#### What the task asks:
What follows is a listing. Return every line of it exactly.

------------

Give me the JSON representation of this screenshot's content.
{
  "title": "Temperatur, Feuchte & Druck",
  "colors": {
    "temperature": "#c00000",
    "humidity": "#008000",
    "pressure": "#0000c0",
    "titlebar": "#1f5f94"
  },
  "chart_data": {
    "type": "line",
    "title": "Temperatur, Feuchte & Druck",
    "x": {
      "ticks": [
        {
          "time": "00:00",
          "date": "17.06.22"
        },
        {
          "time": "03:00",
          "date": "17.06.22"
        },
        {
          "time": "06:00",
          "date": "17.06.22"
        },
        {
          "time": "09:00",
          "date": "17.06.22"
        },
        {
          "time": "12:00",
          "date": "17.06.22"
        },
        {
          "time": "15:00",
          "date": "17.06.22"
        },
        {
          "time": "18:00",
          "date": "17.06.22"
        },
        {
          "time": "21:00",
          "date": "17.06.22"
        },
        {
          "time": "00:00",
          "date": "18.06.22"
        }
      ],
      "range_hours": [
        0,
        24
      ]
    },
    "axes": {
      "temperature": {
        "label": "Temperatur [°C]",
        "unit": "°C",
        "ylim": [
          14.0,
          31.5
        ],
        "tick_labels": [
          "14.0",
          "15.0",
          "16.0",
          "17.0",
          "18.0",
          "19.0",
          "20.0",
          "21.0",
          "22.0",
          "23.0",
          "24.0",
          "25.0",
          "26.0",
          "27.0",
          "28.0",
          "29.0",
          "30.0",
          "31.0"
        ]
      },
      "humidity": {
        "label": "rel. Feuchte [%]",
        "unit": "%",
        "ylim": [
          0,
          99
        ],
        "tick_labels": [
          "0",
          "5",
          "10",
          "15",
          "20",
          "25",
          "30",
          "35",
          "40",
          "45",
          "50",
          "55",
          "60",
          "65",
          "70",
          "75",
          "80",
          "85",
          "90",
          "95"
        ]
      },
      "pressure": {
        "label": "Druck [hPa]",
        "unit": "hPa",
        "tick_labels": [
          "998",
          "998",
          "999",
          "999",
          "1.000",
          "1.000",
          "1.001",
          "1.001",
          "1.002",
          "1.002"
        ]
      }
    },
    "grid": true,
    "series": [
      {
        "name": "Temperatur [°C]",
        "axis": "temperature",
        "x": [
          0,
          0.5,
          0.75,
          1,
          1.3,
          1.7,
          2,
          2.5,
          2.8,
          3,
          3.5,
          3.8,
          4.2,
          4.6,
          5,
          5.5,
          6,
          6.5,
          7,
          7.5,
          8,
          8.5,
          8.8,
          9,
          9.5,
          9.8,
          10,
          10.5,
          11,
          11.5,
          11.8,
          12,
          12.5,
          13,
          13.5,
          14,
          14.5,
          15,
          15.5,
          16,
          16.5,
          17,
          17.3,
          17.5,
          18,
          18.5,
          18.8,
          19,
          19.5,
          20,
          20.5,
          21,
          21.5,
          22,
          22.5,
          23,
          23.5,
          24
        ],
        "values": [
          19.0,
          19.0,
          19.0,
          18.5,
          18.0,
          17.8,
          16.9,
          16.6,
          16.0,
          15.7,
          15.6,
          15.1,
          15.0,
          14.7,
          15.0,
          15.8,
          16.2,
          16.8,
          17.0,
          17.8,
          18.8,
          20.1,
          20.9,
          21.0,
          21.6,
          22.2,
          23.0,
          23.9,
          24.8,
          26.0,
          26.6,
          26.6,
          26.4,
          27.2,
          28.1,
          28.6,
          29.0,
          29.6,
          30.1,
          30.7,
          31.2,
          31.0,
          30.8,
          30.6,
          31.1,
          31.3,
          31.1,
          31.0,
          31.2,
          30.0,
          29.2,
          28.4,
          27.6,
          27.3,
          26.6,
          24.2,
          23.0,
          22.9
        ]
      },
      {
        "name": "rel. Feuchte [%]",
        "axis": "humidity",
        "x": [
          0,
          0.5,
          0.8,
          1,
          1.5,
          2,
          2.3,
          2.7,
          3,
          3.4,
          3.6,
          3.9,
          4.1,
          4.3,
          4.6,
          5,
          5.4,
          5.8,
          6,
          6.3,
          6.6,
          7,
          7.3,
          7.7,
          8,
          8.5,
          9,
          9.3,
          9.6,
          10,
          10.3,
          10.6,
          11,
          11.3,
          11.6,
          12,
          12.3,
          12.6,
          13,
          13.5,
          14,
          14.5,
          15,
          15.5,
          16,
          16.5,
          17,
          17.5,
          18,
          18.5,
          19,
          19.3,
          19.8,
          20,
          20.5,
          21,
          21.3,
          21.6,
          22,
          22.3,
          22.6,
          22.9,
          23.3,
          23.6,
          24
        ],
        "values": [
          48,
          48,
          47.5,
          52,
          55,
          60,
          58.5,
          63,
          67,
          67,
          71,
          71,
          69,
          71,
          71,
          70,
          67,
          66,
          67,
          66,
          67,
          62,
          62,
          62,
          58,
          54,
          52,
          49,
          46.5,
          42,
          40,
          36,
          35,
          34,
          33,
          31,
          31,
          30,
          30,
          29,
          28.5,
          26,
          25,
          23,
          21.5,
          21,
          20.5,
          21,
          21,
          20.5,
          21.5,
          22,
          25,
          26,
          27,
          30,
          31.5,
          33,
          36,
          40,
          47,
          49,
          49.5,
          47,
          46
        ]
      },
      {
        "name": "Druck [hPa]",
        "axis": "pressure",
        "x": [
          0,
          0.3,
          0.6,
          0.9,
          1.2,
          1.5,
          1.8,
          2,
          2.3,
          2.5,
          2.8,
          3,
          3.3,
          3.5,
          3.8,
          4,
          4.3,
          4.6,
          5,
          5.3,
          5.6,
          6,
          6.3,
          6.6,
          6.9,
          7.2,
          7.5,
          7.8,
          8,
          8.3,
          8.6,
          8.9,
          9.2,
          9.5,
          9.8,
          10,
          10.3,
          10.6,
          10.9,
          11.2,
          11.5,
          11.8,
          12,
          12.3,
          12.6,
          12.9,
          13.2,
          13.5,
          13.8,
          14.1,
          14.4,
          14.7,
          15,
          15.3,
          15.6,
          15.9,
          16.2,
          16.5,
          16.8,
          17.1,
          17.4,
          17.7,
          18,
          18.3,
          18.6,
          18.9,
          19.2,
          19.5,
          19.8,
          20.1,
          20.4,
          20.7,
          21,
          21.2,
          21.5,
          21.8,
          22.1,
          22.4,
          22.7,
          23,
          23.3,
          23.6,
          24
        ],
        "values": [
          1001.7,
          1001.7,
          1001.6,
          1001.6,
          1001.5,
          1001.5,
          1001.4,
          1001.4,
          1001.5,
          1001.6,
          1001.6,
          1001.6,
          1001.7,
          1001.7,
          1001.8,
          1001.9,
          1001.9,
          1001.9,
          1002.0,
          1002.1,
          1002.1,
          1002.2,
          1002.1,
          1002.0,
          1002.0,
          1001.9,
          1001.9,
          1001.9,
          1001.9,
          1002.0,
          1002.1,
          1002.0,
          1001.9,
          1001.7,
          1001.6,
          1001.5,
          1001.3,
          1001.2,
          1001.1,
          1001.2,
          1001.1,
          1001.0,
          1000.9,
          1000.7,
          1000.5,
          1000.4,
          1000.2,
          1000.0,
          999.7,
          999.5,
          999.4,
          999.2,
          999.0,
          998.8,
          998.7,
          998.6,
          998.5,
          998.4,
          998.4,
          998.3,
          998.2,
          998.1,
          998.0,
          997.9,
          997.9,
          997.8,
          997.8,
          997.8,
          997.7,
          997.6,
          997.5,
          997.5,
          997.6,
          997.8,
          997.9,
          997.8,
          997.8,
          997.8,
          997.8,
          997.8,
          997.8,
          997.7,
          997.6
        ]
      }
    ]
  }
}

------------

#### Solution to the problem:
Give me the JSON representation of this screenshot's content.
{
  "title": "Temperatur, Feuchte & Druck",
  "colors": {
    "temperature": "#c00000",
    "humidity": "#008000",
    "pressure": "#0000c0",
    "titlebar": "#1f5f94"
  },
  "chart_data": {
    "type": "line",
    "title": "Temperatur, Feuchte & Druck",
    "x": {
      "ticks": [
        {
          "time": "00:00",
          "date": "17.06.22"
        },
        {
          "time": "03:00",
          "date": "17.06.22"
        },
        {
          "time": "06:00",
          "date": "17.06.22"
        },
        {
          "time": "09:00",
          "date": "17.06.22"
        },
        {
          "time": "12:00",
          "date": "17.06.22"
        },
        {
          "time": "15:00",
          "date": "17.06.22"
        },
        {
          "time": "18:00",
          "date": "17.06.22"
        },
        {
          "time": "21:00",
          "date": "17.06.22"
        },
        {
          "time": "00:00",
          "date": "18.06.22"
        }
      ],
      "range_hours": [
        0,
        24
      ]
    },
    "axes": {
      "temperature": {
        "label": "Temperatur [°C]",
        "unit": "°C",
        "ylim": [
          14.0,
          31.5
        ],
        "tick_labels": [
          "14.0",
          "15.0",
          "16.0",
          "17.0",
          "18.0",
          "19.0",
          "20.0",
          "21.0",
          "22.0",
          "23.0",
          "24.0",
          "25.0",
          "26.0",
          "27.0",
          "28.0",
          "29.0",
          "30.0",
          "31.0"
        ]
      },
      "humidity": {
        "label": "rel. Feuchte [%]",
        "unit": "%",
        "ylim": [
          0,
          99
        ],
        "tick_labels": [
          "0",
          "5",
          "10",
          "15",
          "20",
          "25",
          "30",
          "35",
          "40",
          "45",
          "50",
          "55",
          "60",
          "65",
          "70",
          "75",
          "80",
          "85",
          "90",
          "95"
        ]
      },
      "pressure": {
        "label": "Druck [hPa]",
        "unit": "hPa",
        "tick_labels": [
          "998",
          "998",
          "999",
          "999",
          "1.000",
          "1.000",
          "1.001",
          "1.001",
          "1.002",
          "1.002"
        ]
      }
    },
    "grid": true,
    "series": [
      {
        "name": "Temperatur [°C]",
        "axis": "temperature",
        "x": [
          0,
          0.5,
          0.75,
          1,
          1.3,
          1.7,
          2,
          2.5,
          2.8,
          3,
          3.5,
          3.8,
          4.2,
          4.6,
          5,
          5.5,
          6,
          6.5,
          7,
          7.5,
          8,
          8.5,
          8.8,
          9,
          9.5,
          9.8,
          10,
          10.5,
          11,
          11.5,
          11.8,
          12,
          12.5,
          13,
          13.5,
          14,
          14.5,
          15,
          15.5,
          16,
          16.5,
          17,
          17.3,
          17.5,
          18,
          18.5,
          18.8,
          19,
          19.5,
          20,
          20.5,
          21,
          21.5,
          22,
          22.5,
          23,
          23.5,
          24
        ],
        "values": [
          19.0,
          19.0,
          19.0,
          18.5,
          18.0,
          17.8,
          16.9,
          16.6,
          16.0,
          15.7,
          15.6,
          15.1,
          15.0,
          14.7,
          15.0,
          15.8,
          16.2,
          16.8,
          17.0,
          17.8,
          18.8,
          20.1,
          20.9,
          21.0,
          21.6,
          22.2,
          23.0,
          23.9,
          24.8,
          26.0,
          26.6,
          26.6,
          26.4,
          27.2,
          28.1,
          28.6,
          29.0,
          29.6,
          30.1,
          30.7,
          31.2,
          31.0,
          30.8,
          30.6,
          31.1,
          31.3,
          31.1,
          31.0,
          31.2,
          30.0,
          29.2,
          28.4,
          27.6,
          27.3,
          26.6,
          24.2,
          23.0,
          22.9
        ]
      },
      {
        "name": "rel. Feuchte [%]",
        "axis": "humidity",
        "x": [
          0,
          0.5,
          0.8,
          1,
          1.5,
          2,
          2.3,
          2.7,
          3,
          3.4,
          3.6,
          3.9,
          4.1,
          4.3,
          4.6,
          5,
          5.4,
          5.8,
          6,
          6.3,
          6.6,
          7,
          7.3,
          7.7,
          8,
          8.5,
          9,
          9.3,
          9.6,
          10,
          10.3,
          10.6,
          11,
          11.3,
          11.6,
          12,
          12.3,
          12.6,
          13,
          13.5,
          14,
          14.5,
          15,
          15.5,
          16,
          16.5,
          17,
          17.5,
          18,
          18.5,
          19,
          19.3,
          19.8,
          20,
          20.5,
          21,
          21.3,
          21.6,
          22,
          22.3,
          22.6,
          22.9,
          23.3,
          23.6,
          24
        ],
        "values": [
          48,
          48,
          47.5,
          52,
          55,
          60,
          58.5,
          63,
          67,
          67,
          71,
          71,
          69,
          71,
          71,
          70,
          67,
          66,
          67,
          66,
          67,
          62,
          62,
          62,
          58,
          54,
          52,
          49,
          46.5,
          42,
          40,
          36,
          35,
          34,
          33,
          31,
          31,
          30,
          30,
          29,
          28.5,
          26,
          25,
          23,
          21.5,
          21,
          20.5,
          21,
          21,
          20.5,
          21.5,
          22,
          25,
          26,
          27,
          30,
          31.5,
          33,
          36,
          40,
          47,
          49,
          49.5,
          47,
          46
        ]
      },
      {
        "name": "Druck [hPa]",
        "axis": "pressure",
        "x": [
          0,
          0.3,
          0.6,
          0.9,
          1.2,
          1.5,
          1.8,
          2,
          2.3,
          2.5,
          2.8,
          3,
          3.3,
          3.5,
          3.8,
          4,
          4.3,
          4.6,
          5,
          5.3,
          5.6,
          6,
          6.3,
          6.6,
          6.9,
          7.2,
          7.5,
          7.8,
          8,
          8.3,
          8.6,
          8.9,
          9.2,
          9.5,
          9.8,
          10,
          10.3,
          10.6,
          10.9,
          11.2,
          11.5,
          11.8,
          12,
          12.3,
          12.6,
          12.9,
          13.2,
          13.5,
          13.8,
          14.1,
          14.4,
          14.7,
          15,
          15.3,
          15.6,
          15.9,
          16.2,
          16.5,
          16.8,
          17.1,
          17.4,
          17.7,
          18,
          18.3,
          18.6,
          18.9,
          19.2,
          19.5,
          19.8,
          20.1,
          20.4,
          20.7,
          21,
          21.2,
          21.5,
          21.8,
          22.1,
          22.4,
          22.7,
          23,
          23.3,
          23.6,
          24
        ],
        "values": [
          1001.7,
          1001.7,
          1001.6,
          1001.6,
          1001.5,
          1001.5,
          1001.4,
          1001.4,
          1001.5,
          1001.6,
          1001.6,
          1001.6,
          1001.7,
          1001.7,
          1001.8,
          1001.9,
          1001.9,
          1001.9,
          1002.0,
          1002.1,
          1002.1,
          1002.2,
          1002.1,
          1002.0,
          1002.0,
          1001.9,
          1001.9,
          1001.9,
          1001.9,
          1002.0,
          1002.1,
          1002.0,
          1001.9,
          1001.7,
          1001.6,
          1001.5,
          1001.3,
          1001.2,
          1001.1,
          1001.2,
          1001.1,
          1001.0,
          1000.9,
          1000.7,
          1000.5,
          1000.4,
          1000.2,
          1000.0,
          999.7,
          999.5,
          999.4,
          999.2,
          999.0,
          998.8,
          998.7,
          998.6,
          998.5,
          998.4,
          998.4,
          998.3,
          998.2,
          998.1,
          998.0,
          997.9,
          997.9,
          997.8,
          997.8,
          997.8,
          997.7,
          997.6,
          997.5,
          997.5,
          997.6,
          997.8,
          997.9,
          997.8,
          997.8,
          997.8,
          997.8,
          997.8,
          997.8,
          997.7,
          997.6
        ]
      }
    ]
  }
}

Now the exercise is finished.